Figure record listings
>> BEGIN

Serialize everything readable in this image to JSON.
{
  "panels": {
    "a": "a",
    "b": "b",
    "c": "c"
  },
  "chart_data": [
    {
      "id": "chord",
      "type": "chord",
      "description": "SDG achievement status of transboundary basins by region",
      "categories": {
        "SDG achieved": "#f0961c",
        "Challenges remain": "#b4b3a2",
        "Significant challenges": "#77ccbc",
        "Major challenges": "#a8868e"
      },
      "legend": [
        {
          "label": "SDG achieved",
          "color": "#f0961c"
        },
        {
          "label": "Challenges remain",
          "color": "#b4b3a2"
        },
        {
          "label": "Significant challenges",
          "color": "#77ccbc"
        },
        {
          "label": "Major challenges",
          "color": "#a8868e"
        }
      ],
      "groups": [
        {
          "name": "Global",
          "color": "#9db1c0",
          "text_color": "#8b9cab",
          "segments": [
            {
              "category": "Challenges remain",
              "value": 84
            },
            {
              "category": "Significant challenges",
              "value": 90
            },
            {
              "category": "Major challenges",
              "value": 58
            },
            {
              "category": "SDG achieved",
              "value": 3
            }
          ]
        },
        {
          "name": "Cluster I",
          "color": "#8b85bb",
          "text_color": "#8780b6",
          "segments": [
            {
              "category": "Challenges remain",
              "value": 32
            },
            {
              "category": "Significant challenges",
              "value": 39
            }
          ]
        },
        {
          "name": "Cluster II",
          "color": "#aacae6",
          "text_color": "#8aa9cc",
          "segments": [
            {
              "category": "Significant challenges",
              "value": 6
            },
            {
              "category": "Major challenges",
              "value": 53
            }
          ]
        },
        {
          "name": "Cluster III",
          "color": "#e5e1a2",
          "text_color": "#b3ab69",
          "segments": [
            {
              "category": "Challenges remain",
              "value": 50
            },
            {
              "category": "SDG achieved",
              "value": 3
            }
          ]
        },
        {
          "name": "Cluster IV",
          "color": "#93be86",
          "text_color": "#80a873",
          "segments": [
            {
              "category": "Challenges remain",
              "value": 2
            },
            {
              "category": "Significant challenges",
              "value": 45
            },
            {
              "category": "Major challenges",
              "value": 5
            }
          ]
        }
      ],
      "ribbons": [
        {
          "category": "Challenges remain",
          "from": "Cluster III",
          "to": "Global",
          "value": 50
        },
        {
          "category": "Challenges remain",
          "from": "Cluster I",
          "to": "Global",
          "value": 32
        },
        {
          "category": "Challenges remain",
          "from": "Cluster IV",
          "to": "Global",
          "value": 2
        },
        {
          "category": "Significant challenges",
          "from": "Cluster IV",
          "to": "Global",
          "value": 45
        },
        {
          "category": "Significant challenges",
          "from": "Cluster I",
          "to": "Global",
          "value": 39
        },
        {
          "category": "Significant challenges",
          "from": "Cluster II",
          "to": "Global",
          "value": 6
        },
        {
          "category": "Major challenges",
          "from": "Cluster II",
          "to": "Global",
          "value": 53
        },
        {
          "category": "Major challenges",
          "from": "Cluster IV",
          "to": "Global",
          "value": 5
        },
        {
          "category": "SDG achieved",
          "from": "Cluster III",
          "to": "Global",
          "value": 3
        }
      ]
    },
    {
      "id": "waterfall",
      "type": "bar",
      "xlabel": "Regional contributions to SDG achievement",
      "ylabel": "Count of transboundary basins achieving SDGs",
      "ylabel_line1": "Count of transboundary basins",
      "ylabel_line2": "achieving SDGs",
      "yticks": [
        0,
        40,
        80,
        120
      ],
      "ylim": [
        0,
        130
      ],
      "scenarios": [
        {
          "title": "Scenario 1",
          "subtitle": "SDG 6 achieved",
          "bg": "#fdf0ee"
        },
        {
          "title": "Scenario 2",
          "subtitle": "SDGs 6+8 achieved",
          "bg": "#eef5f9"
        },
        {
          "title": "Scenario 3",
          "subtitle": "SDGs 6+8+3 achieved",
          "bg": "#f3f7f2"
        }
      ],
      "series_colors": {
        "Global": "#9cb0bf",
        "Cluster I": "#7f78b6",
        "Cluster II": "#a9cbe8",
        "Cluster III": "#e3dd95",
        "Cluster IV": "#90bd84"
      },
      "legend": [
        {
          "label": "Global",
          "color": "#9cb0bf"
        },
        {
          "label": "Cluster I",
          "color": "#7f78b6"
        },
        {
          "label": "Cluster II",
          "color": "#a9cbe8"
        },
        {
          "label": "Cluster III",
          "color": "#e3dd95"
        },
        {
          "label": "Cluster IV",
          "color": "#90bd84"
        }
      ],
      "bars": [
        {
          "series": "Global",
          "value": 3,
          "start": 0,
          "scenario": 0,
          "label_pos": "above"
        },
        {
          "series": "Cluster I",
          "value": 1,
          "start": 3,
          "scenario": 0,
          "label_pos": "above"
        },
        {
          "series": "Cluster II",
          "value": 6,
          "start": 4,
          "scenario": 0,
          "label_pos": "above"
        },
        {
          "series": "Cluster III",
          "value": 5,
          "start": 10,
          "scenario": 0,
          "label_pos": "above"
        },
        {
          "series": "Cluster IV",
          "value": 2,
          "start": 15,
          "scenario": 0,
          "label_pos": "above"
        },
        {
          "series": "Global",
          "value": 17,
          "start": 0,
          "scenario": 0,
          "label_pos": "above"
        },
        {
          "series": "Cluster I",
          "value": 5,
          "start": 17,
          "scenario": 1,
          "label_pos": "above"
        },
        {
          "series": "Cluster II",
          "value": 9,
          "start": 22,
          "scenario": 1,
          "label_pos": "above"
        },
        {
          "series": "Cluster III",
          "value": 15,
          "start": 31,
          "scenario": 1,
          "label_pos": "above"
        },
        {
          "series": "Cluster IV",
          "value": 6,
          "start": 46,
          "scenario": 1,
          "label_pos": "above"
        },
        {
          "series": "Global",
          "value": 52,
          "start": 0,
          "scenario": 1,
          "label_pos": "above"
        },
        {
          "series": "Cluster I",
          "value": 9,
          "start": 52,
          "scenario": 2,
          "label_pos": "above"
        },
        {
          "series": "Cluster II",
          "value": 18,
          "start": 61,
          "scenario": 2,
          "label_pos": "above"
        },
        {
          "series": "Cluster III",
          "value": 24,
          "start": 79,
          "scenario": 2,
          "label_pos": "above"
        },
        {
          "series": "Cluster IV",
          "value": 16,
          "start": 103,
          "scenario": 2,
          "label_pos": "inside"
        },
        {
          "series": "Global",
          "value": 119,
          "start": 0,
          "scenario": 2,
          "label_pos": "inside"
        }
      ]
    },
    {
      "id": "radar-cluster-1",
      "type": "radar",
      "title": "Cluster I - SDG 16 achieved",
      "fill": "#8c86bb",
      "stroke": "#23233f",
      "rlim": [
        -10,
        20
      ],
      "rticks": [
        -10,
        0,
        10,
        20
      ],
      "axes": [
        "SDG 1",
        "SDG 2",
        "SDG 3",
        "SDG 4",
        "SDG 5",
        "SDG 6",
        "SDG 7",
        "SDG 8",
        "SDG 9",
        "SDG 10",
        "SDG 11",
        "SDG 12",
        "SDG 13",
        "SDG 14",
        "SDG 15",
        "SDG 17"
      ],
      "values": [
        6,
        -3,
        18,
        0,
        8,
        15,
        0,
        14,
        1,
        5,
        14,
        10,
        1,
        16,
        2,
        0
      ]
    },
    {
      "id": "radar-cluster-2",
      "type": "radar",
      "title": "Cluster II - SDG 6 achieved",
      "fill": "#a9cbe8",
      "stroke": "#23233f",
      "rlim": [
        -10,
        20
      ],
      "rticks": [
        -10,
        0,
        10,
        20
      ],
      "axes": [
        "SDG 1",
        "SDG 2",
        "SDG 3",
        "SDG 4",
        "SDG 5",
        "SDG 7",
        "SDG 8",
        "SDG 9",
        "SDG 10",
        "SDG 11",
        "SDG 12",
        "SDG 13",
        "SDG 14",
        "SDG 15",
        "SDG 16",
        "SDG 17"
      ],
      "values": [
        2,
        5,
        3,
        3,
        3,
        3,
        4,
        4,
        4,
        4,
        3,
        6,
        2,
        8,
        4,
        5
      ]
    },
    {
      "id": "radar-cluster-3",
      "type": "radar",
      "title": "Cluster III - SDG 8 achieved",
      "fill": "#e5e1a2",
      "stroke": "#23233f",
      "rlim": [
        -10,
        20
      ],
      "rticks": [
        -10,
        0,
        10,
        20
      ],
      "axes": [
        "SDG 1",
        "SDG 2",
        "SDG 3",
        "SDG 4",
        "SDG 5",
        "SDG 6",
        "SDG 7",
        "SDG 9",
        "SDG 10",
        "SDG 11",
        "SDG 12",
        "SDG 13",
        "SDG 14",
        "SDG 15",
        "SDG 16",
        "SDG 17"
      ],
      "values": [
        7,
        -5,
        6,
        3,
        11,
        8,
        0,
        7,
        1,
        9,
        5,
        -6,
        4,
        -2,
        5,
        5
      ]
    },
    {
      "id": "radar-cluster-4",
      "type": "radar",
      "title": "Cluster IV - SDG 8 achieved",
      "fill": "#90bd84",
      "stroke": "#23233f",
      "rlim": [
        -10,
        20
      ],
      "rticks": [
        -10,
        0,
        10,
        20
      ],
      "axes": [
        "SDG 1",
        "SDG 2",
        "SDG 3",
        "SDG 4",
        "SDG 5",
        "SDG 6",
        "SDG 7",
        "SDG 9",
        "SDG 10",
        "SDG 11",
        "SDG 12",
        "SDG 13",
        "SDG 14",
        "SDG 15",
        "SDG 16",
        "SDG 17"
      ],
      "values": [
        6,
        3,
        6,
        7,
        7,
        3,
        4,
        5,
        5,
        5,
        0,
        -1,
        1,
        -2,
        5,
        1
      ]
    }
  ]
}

>> END

■ WRITTEN TASK ■
Find every line of the data that holds the string "achieved", then say how many there are and nothing else.

■ FULL SOLUTION ■
12